## [GOAL]
Pictures in the data below are not part of the copy; transcribe everything else exactly.

## [INFORMATION SUPPLIED]
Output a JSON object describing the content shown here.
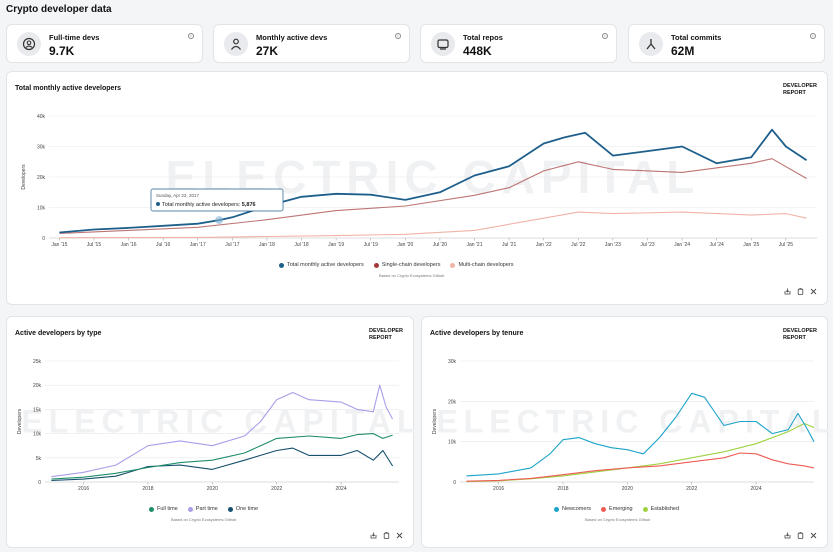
{
  "page_title": "Crypto developer data",
  "stats": [
    {
      "label": "Full-time devs",
      "value": "9.7K",
      "icon": "user-badge-icon"
    },
    {
      "label": "Monthly active devs",
      "value": "27K",
      "icon": "person-icon"
    },
    {
      "label": "Total repos",
      "value": "448K",
      "icon": "repo-icon"
    },
    {
      "label": "Total commits",
      "value": "62M",
      "icon": "commit-icon"
    }
  ],
  "dev_report": "DEVELOPER REPORT",
  "watermark": "ELECTRIC CAPITAL",
  "source_note": "Based on Crypto Ecosystems Github",
  "colors": {
    "dark_blue": "#1f5f8b",
    "dark_red": "#a33a3a",
    "pink": "#f0b3a8",
    "lavender": "#a99ee8",
    "teal": "#1f8c6b",
    "navy": "#16506e",
    "cyan": "#1ca3c9",
    "red": "#ee5c55",
    "lime": "#9fd141"
  },
  "charts": [
    {
      "type": "line",
      "title": "Total monthly active developers",
      "ylabel": "Developers",
      "ylim": [
        0,
        40000
      ],
      "yticks": [
        "0",
        "10k",
        "20k",
        "30k",
        "40k"
      ],
      "xticks": [
        "Jan '15",
        "Jul '15",
        "Jan '16",
        "Jul '16",
        "Jan '17",
        "Jul '17",
        "Jan '18",
        "Jul '18",
        "Jan '19",
        "Jul '19",
        "Jan '20",
        "Jul '20",
        "Jan '21",
        "Jul '21",
        "Jan '22",
        "Jul '22",
        "Jan '23",
        "Jul '23",
        "Jan '24",
        "Jul '24",
        "Jan '25",
        "Jul '25"
      ],
      "tooltip": {
        "date": "Sunday, Apr 23, 2017",
        "label": "Total monthly active developers:",
        "value": "5,876"
      },
      "series": [
        {
          "name": "Total monthly active developers",
          "color": "#1f5f8b",
          "x": [
            2015.0,
            2015.5,
            2016.0,
            2016.5,
            2017.0,
            2017.31,
            2017.5,
            2018.0,
            2018.5,
            2019.0,
            2019.5,
            2020.0,
            2020.5,
            2021.0,
            2021.5,
            2022.0,
            2022.3,
            2022.6,
            2023.0,
            2023.5,
            2024.0,
            2024.5,
            2025.0,
            2025.3,
            2025.5,
            2025.8
          ],
          "y": [
            1800,
            2800,
            3300,
            4000,
            4700,
            5876,
            6800,
            10500,
            13500,
            14500,
            14200,
            12500,
            15000,
            20500,
            23500,
            31000,
            33000,
            34500,
            27000,
            28500,
            30000,
            24500,
            26500,
            35500,
            30000,
            25500
          ]
        },
        {
          "name": "Single-chain developers",
          "color": "#a33a3a",
          "x": [
            2015.0,
            2016.0,
            2017.0,
            2018.0,
            2019.0,
            2020.0,
            2021.0,
            2021.5,
            2022.0,
            2022.5,
            2023.0,
            2024.0,
            2025.0,
            2025.3,
            2025.8
          ],
          "y": [
            1500,
            2500,
            3500,
            6000,
            9000,
            10500,
            14000,
            16500,
            22000,
            25000,
            22500,
            21500,
            24500,
            26000,
            19500
          ]
        },
        {
          "name": "Multi-chain developers",
          "color": "#f0b3a8",
          "x": [
            2015.0,
            2017.0,
            2018.0,
            2019.0,
            2020.0,
            2021.0,
            2022.0,
            2022.5,
            2023.0,
            2024.0,
            2025.0,
            2025.5,
            2025.8
          ],
          "y": [
            100,
            200,
            500,
            800,
            1200,
            2500,
            6500,
            8500,
            8000,
            8500,
            7500,
            8000,
            6500
          ]
        }
      ]
    },
    {
      "type": "line",
      "title": "Active developers by type",
      "ylabel": "Developers",
      "ylim": [
        0,
        25000
      ],
      "yticks": [
        "0",
        "5k",
        "10k",
        "15k",
        "20k",
        "25k"
      ],
      "xticks": [
        "2016",
        "2018",
        "2020",
        "2022",
        "2024"
      ],
      "series": [
        {
          "name": "Full time",
          "color": "#1f8c6b",
          "x": [
            2015.0,
            2016.0,
            2017.0,
            2018.0,
            2019.0,
            2020.0,
            2021.0,
            2021.5,
            2022.0,
            2023.0,
            2024.0,
            2024.5,
            2025.0,
            2025.3,
            2025.6
          ],
          "y": [
            600,
            1000,
            1800,
            3000,
            4000,
            4500,
            6000,
            7500,
            9000,
            9500,
            9000,
            9800,
            10000,
            9000,
            9700
          ]
        },
        {
          "name": "Part time",
          "color": "#a99ee8",
          "x": [
            2015.0,
            2016.0,
            2017.0,
            2018.0,
            2019.0,
            2020.0,
            2021.0,
            2021.5,
            2022.0,
            2022.5,
            2023.0,
            2024.0,
            2024.5,
            2025.0,
            2025.2,
            2025.4,
            2025.6
          ],
          "y": [
            1100,
            2000,
            3500,
            7500,
            8500,
            7500,
            9500,
            12500,
            17000,
            18500,
            17000,
            16500,
            15000,
            14500,
            20000,
            15500,
            13000
          ]
        },
        {
          "name": "One time",
          "color": "#16506e",
          "x": [
            2015.0,
            2016.0,
            2017.0,
            2018.0,
            2019.0,
            2020.0,
            2021.0,
            2022.0,
            2022.5,
            2023.0,
            2024.0,
            2024.5,
            2025.0,
            2025.3,
            2025.6
          ],
          "y": [
            300,
            600,
            1200,
            3200,
            3500,
            2600,
            4500,
            6500,
            7000,
            5500,
            5500,
            6500,
            4500,
            6500,
            3300
          ]
        }
      ],
      "legend_order": [
        "Full time",
        "Part time",
        "One time"
      ]
    },
    {
      "type": "line",
      "title": "Active developers by tenure",
      "ylabel": "Developers",
      "ylim": [
        0,
        30000
      ],
      "yticks": [
        "0",
        "10k",
        "20k",
        "30k"
      ],
      "xticks": [
        "2016",
        "2018",
        "2020",
        "2022",
        "2024"
      ],
      "series": [
        {
          "name": "Newcomers",
          "color": "#1ca3c9",
          "x": [
            2015.0,
            2016.0,
            2017.0,
            2017.6,
            2018.0,
            2018.5,
            2019.0,
            2019.5,
            2020.0,
            2020.5,
            2021.0,
            2021.5,
            2022.0,
            2022.4,
            2023.0,
            2023.5,
            2024.0,
            2024.5,
            2025.0,
            2025.3,
            2025.6,
            2025.8
          ],
          "y": [
            1500,
            2000,
            3500,
            7000,
            10500,
            11000,
            9500,
            8500,
            8000,
            7000,
            11000,
            16000,
            22000,
            21000,
            14000,
            15000,
            15000,
            12000,
            13000,
            17000,
            13000,
            10000
          ]
        },
        {
          "name": "Emerging",
          "color": "#ee5c55",
          "x": [
            2015.0,
            2016.0,
            2017.0,
            2018.0,
            2019.0,
            2020.0,
            2021.0,
            2022.0,
            2023.0,
            2023.5,
            2024.0,
            2024.5,
            2025.0,
            2025.5,
            2025.8
          ],
          "y": [
            200,
            400,
            900,
            1800,
            2800,
            3500,
            4000,
            5000,
            6000,
            7200,
            7000,
            5500,
            4500,
            4000,
            3500
          ]
        },
        {
          "name": "Established",
          "color": "#9fd141",
          "x": [
            2015.0,
            2016.0,
            2017.0,
            2018.0,
            2019.0,
            2020.0,
            2021.0,
            2022.0,
            2023.0,
            2024.0,
            2025.0,
            2025.5,
            2025.8
          ],
          "y": [
            100,
            300,
            800,
            1500,
            2500,
            3500,
            4500,
            6000,
            7500,
            9500,
            12500,
            14500,
            13500
          ]
        }
      ],
      "legend_order": [
        "Newcomers",
        "Emerging",
        "Established"
      ]
    }
  ]
}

## [ANSWER TO THE PROBLEM]
Output a JSON object describing the content shown here.
{
  "page_title": "Crypto developer data",
  "stats": [
    {
      "label": "Full-time devs",
      "value": "9.7K",
      "icon": "user-badge-icon"
    },
    {
      "label": "Monthly active devs",
      "value": "27K",
      "icon": "person-icon"
    },
    {
      "label": "Total repos",
      "value": "448K",
      "icon": "repo-icon"
    },
    {
      "label": "Total commits",
      "value": "62M",
      "icon": "commit-icon"
    }
  ],
  "dev_report": "DEVELOPER REPORT",
  "watermark": "ELECTRIC CAPITAL",
  "source_note": "Based on Crypto Ecosystems Github",
  "colors": {
    "dark_blue": "#1f5f8b",
    "dark_red": "#a33a3a",
    "pink": "#f0b3a8",
    "lavender": "#a99ee8",
    "teal": "#1f8c6b",
    "navy": "#16506e",
    "cyan": "#1ca3c9",
    "red": "#ee5c55",
    "lime": "#9fd141"
  },
  "charts": [
    {
      "type": "line",
      "title": "Total monthly active developers",
      "ylabel": "Developers",
      "ylim": [
        0,
        40000
      ],
      "yticks": [
        "0",
        "10k",
        "20k",
        "30k",
        "40k"
      ],
      "xticks": [
        "Jan '15",
        "Jul '15",
        "Jan '16",
        "Jul '16",
        "Jan '17",
        "Jul '17",
        "Jan '18",
        "Jul '18",
        "Jan '19",
        "Jul '19",
        "Jan '20",
        "Jul '20",
        "Jan '21",
        "Jul '21",
        "Jan '22",
        "Jul '22",
        "Jan '23",
        "Jul '23",
        "Jan '24",
        "Jul '24",
        "Jan '25",
        "Jul '25"
      ],
      "tooltip": {
        "date": "Sunday, Apr 23, 2017",
        "label": "Total monthly active developers:",
        "value": "5,876"
      },
      "series": [
        {
          "name": "Total monthly active developers",
          "color": "#1f5f8b",
          "x": [
            2015.0,
            2015.5,
            2016.0,
            2016.5,
            2017.0,
            2017.31,
            2017.5,
            2018.0,
            2018.5,
            2019.0,
            2019.5,
            2020.0,
            2020.5,
            2021.0,
            2021.5,
            2022.0,
            2022.3,
            2022.6,
            2023.0,
            2023.5,
            2024.0,
            2024.5,
            2025.0,
            2025.3,
            2025.5,
            2025.8
          ],
          "y": [
            1800,
            2800,
            3300,
            4000,
            4700,
            5876,
            6800,
            10500,
            13500,
            14500,
            14200,
            12500,
            15000,
            20500,
            23500,
            31000,
            33000,
            34500,
            27000,
            28500,
            30000,
            24500,
            26500,
            35500,
            30000,
            25500
          ]
        },
        {
          "name": "Single-chain developers",
          "color": "#a33a3a",
          "x": [
            2015.0,
            2016.0,
            2017.0,
            2018.0,
            2019.0,
            2020.0,
            2021.0,
            2021.5,
            2022.0,
            2022.5,
            2023.0,
            2024.0,
            2025.0,
            2025.3,
            2025.8
          ],
          "y": [
            1500,
            2500,
            3500,
            6000,
            9000,
            10500,
            14000,
            16500,
            22000,
            25000,
            22500,
            21500,
            24500,
            26000,
            19500
          ]
        },
        {
          "name": "Multi-chain developers",
          "color": "#f0b3a8",
          "x": [
            2015.0,
            2017.0,
            2018.0,
            2019.0,
            2020.0,
            2021.0,
            2022.0,
            2022.5,
            2023.0,
            2024.0,
            2025.0,
            2025.5,
            2025.8
          ],
          "y": [
            100,
            200,
            500,
            800,
            1200,
            2500,
            6500,
            8500,
            8000,
            8500,
            7500,
            8000,
            6500
          ]
        }
      ]
    },
    {
      "type": "line",
      "title": "Active developers by type",
      "ylabel": "Developers",
      "ylim": [
        0,
        25000
      ],
      "yticks": [
        "0",
        "5k",
        "10k",
        "15k",
        "20k",
        "25k"
      ],
      "xticks": [
        "2016",
        "2018",
        "2020",
        "2022",
        "2024"
      ],
      "series": [
        {
          "name": "Full time",
          "color": "#1f8c6b",
          "x": [
            2015.0,
            2016.0,
            2017.0,
            2018.0,
            2019.0,
            2020.0,
            2021.0,
            2021.5,
            2022.0,
            2023.0,
            2024.0,
            2024.5,
            2025.0,
            2025.3,
            2025.6
          ],
          "y": [
            600,
            1000,
            1800,
            3000,
            4000,
            4500,
            6000,
            7500,
            9000,
            9500,
            9000,
            9800,
            10000,
            9000,
            9700
          ]
        },
        {
          "name": "Part time",
          "color": "#a99ee8",
          "x": [
            2015.0,
            2016.0,
            2017.0,
            2018.0,
            2019.0,
            2020.0,
            2021.0,
            2021.5,
            2022.0,
            2022.5,
            2023.0,
            2024.0,
            2024.5,
            2025.0,
            2025.2,
            2025.4,
            2025.6
          ],
          "y": [
            1100,
            2000,
            3500,
            7500,
            8500,
            7500,
            9500,
            12500,
            17000,
            18500,
            17000,
            16500,
            15000,
            14500,
            20000,
            15500,
            13000
          ]
        },
        {
          "name": "One time",
          "color": "#16506e",
          "x": [
            2015.0,
            2016.0,
            2017.0,
            2018.0,
            2019.0,
            2020.0,
            2021.0,
            2022.0,
            2022.5,
            2023.0,
            2024.0,
            2024.5,
            2025.0,
            2025.3,
            2025.6
          ],
          "y": [
            300,
            600,
            1200,
            3200,
            3500,
            2600,
            4500,
            6500,
            7000,
            5500,
            5500,
            6500,
            4500,
            6500,
            3300
          ]
        }
      ],
      "legend_order": [
        "Full time",
        "Part time",
        "One time"
      ]
    },
    {
      "type": "line",
      "title": "Active developers by tenure",
      "ylabel": "Developers",
      "ylim": [
        0,
        30000
      ],
      "yticks": [
        "0",
        "10k",
        "20k",
        "30k"
      ],
      "xticks": [
        "2016",
        "2018",
        "2020",
        "2022",
        "2024"
      ],
      "series": [
        {
          "name": "Newcomers",
          "color": "#1ca3c9",
          "x": [
            2015.0,
            2016.0,
            2017.0,
            2017.6,
            2018.0,
            2018.5,
            2019.0,
            2019.5,
            2020.0,
            2020.5,
            2021.0,
            2021.5,
            2022.0,
            2022.4,
            2023.0,
            2023.5,
            2024.0,
            2024.5,
            2025.0,
            2025.3,
            2025.6,
            2025.8
          ],
          "y": [
            1500,
            2000,
            3500,
            7000,
            10500,
            11000,
            9500,
            8500,
            8000,
            7000,
            11000,
            16000,
            22000,
            21000,
            14000,
            15000,
            15000,
            12000,
            13000,
            17000,
            13000,
            10000
          ]
        },
        {
          "name": "Emerging",
          "color": "#ee5c55",
          "x": [
            2015.0,
            2016.0,
            2017.0,
            2018.0,
            2019.0,
            2020.0,
            2021.0,
            2022.0,
            2023.0,
            2023.5,
            2024.0,
            2024.5,
            2025.0,
            2025.5,
            2025.8
          ],
          "y": [
            200,
            400,
            900,
            1800,
            2800,
            3500,
            4000,
            5000,
            6000,
            7200,
            7000,
            5500,
            4500,
            4000,
            3500
          ]
        },
        {
          "name": "Established",
          "color": "#9fd141",
          "x": [
            2015.0,
            2016.0,
            2017.0,
            2018.0,
            2019.0,
            2020.0,
            2021.0,
            2022.0,
            2023.0,
            2024.0,
            2025.0,
            2025.5,
            2025.8
          ],
          "y": [
            100,
            300,
            800,
            1500,
            2500,
            3500,
            4500,
            6000,
            7500,
            9500,
            12500,
            14500,
            13500
          ]
        }
      ],
      "legend_order": [
        "Newcomers",
        "Emerging",
        "Established"
      ]
    }
  ]
}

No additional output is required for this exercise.